Documenttekst>
4.Strafbaarheid; feiten vermeld op bijlage 1 bij de OLW

De uitvaardigende justitiële autoriteit wijst de strafbare feiten aan als zogenoemde lijstfeiten, die in Nederland in de lijst van bijlage 1 bij de OLW staan vermeld. De feiten vallen op deze lijst onder nummers 1 en 5, te weten:
1) deelneming aan een criminele organisatie;
5) illegale handel in verdovende middelen en psychotrope stoffen.
Uit het EAB volgt dat op deze feiten naar het recht van Polen een vrijheidsstraf met een maximum van ten minste drie jaren is gesteld.
Dit betekent dat een onderzoek naar de dubbele strafbaarheid van de feiten waarvoor de overlevering wordt verzocht, achterwege moet blijven.

Aangeleverd materiaal>
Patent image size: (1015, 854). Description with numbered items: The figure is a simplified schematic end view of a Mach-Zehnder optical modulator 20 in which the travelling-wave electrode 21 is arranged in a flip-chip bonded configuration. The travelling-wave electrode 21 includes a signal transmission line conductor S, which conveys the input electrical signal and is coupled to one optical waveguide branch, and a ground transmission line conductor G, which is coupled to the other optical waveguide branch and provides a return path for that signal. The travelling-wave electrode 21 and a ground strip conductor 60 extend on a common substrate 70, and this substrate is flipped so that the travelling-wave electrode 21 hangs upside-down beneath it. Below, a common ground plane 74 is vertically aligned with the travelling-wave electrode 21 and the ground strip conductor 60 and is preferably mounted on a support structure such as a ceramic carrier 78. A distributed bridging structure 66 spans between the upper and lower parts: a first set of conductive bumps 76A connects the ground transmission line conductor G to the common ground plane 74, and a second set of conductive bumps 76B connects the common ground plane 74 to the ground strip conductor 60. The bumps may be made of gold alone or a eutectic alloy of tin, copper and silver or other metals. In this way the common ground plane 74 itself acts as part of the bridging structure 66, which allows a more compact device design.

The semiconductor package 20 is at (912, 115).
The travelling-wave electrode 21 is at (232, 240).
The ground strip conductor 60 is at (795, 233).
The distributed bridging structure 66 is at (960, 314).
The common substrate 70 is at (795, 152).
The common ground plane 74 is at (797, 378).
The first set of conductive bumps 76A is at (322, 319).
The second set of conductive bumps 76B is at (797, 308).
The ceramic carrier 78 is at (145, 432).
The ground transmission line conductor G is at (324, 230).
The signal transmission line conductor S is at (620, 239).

Werkinstructies>
- 1) Werk de tekst over de lijstfeiten bij: geef het deel dat begint bij "Uit het EAB" en eindigt bij "achterwege moet blijven." opnieuw, met "Polen" vervangen door "Duitsland".
- 2) Onder welke nummers van de lijst in bijlage 1 bij de OLW vallen de feiten volgens de tekst over de lijstfeiten?
Het overzicht komt uit een andere bron.

Antwoorden>
- 1)
Uit het EAB volgt dat op deze feiten naar het recht van Duitsland een vrijheidsstraf met een maximum van ten minste drie jaren is gesteld.
Dit betekent dat een onderzoek naar de dubbele strafbaarheid van de feiten waarvoor de overlevering wordt verzocht, achterwege moet blijven.

- 2) Onder nummers 1 en 5.